:: Goal ::
Your task is to gather the lines below that hold the string "image".

:: Data section ::
+---+
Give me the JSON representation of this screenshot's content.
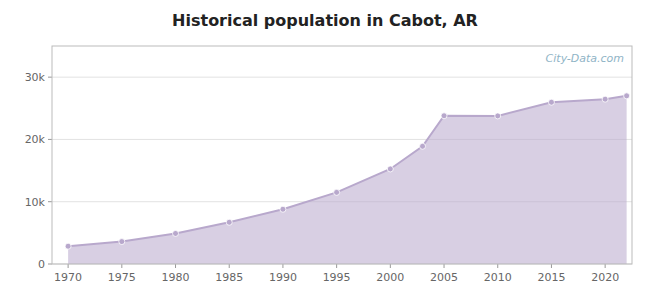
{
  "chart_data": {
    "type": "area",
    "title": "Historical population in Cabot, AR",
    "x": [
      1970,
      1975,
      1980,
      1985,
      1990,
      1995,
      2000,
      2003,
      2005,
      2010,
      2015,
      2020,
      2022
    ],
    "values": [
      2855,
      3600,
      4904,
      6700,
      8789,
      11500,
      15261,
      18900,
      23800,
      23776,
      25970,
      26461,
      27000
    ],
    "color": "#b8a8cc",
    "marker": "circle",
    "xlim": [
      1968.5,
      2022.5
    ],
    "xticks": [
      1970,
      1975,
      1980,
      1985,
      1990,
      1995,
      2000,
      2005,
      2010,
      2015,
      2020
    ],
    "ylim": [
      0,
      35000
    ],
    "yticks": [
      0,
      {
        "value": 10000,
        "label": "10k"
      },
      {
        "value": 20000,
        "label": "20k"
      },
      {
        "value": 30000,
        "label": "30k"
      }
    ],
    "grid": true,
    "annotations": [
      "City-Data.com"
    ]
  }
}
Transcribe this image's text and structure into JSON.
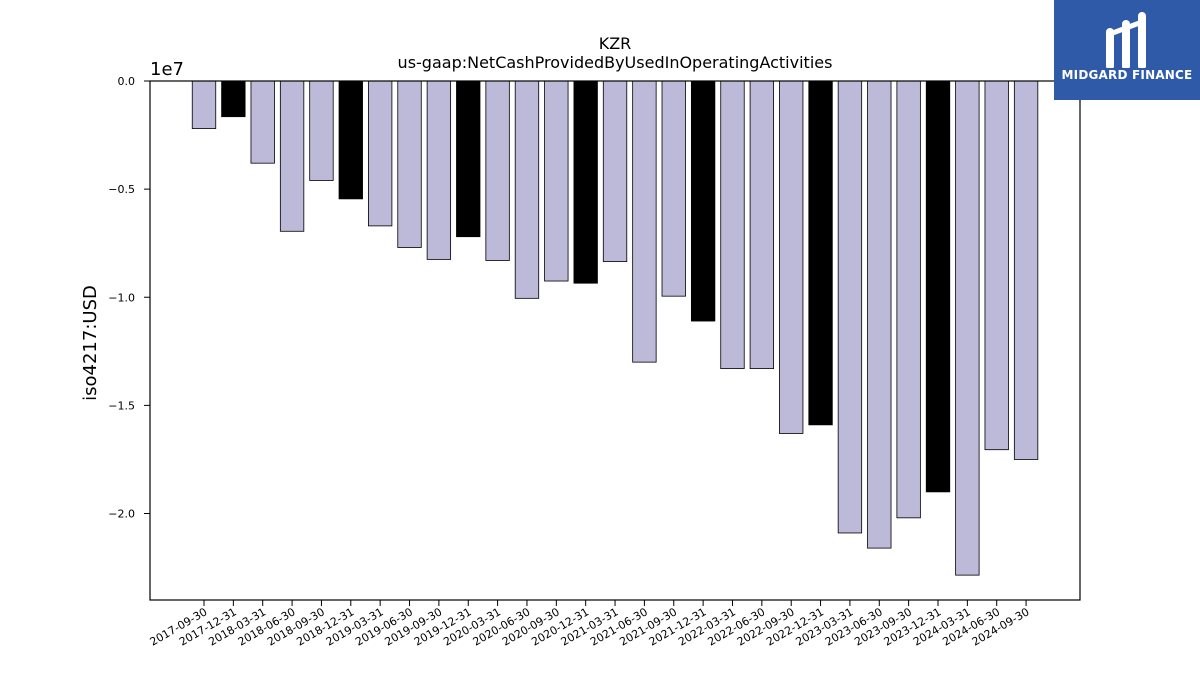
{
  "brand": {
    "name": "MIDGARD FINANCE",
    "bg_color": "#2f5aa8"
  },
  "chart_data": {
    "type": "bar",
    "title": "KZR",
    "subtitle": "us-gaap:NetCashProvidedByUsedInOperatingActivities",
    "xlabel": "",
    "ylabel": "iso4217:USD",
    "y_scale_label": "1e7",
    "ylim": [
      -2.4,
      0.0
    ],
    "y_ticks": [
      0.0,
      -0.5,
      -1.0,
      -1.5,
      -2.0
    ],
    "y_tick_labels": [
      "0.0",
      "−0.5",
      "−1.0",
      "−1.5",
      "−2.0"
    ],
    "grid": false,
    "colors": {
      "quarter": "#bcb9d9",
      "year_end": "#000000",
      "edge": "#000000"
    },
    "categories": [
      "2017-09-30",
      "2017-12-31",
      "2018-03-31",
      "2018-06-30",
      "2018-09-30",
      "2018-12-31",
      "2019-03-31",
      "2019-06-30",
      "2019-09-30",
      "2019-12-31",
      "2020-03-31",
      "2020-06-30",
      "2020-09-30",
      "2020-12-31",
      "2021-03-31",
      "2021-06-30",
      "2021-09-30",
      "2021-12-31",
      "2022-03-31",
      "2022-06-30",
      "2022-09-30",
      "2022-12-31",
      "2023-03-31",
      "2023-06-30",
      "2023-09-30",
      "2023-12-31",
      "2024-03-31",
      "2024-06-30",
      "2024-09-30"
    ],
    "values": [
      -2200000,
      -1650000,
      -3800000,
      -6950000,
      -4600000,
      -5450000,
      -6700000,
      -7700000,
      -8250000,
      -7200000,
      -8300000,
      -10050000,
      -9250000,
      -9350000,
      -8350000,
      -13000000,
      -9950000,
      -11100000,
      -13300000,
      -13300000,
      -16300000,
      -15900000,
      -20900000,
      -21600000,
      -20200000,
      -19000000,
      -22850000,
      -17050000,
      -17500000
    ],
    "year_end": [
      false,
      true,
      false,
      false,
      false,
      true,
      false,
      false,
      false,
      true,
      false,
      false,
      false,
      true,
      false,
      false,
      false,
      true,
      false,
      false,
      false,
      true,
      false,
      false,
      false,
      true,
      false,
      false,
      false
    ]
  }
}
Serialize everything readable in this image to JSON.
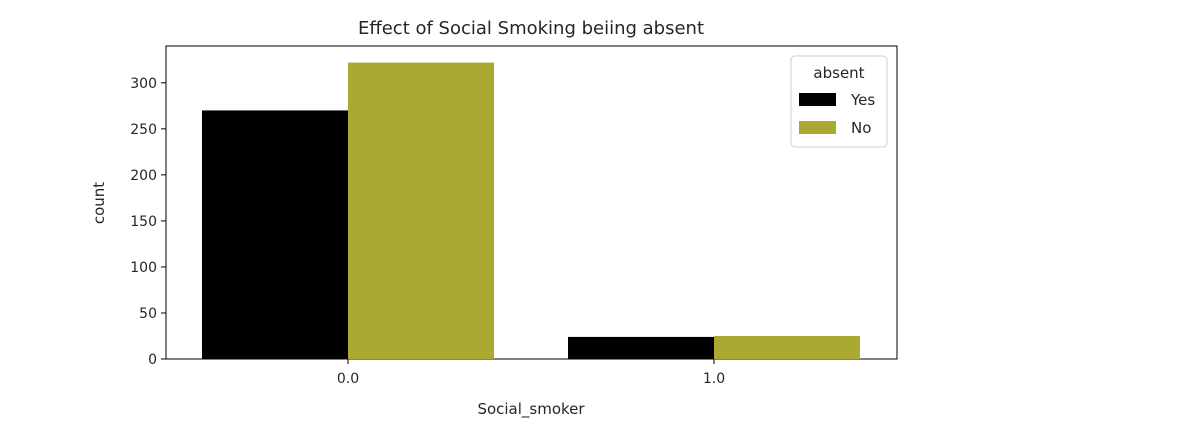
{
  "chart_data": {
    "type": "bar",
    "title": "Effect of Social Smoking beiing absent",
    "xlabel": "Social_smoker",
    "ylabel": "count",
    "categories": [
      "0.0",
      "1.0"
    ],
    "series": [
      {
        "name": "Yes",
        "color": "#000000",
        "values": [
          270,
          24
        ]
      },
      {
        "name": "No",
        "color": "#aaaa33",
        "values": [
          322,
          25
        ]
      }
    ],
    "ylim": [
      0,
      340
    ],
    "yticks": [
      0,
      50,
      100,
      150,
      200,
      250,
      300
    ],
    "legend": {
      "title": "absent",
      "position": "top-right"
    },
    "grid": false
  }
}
+---+
:: Solution to this task ::
Transcribe this image's text and structure into JSON.
Serialize everything readable in this image to JSON.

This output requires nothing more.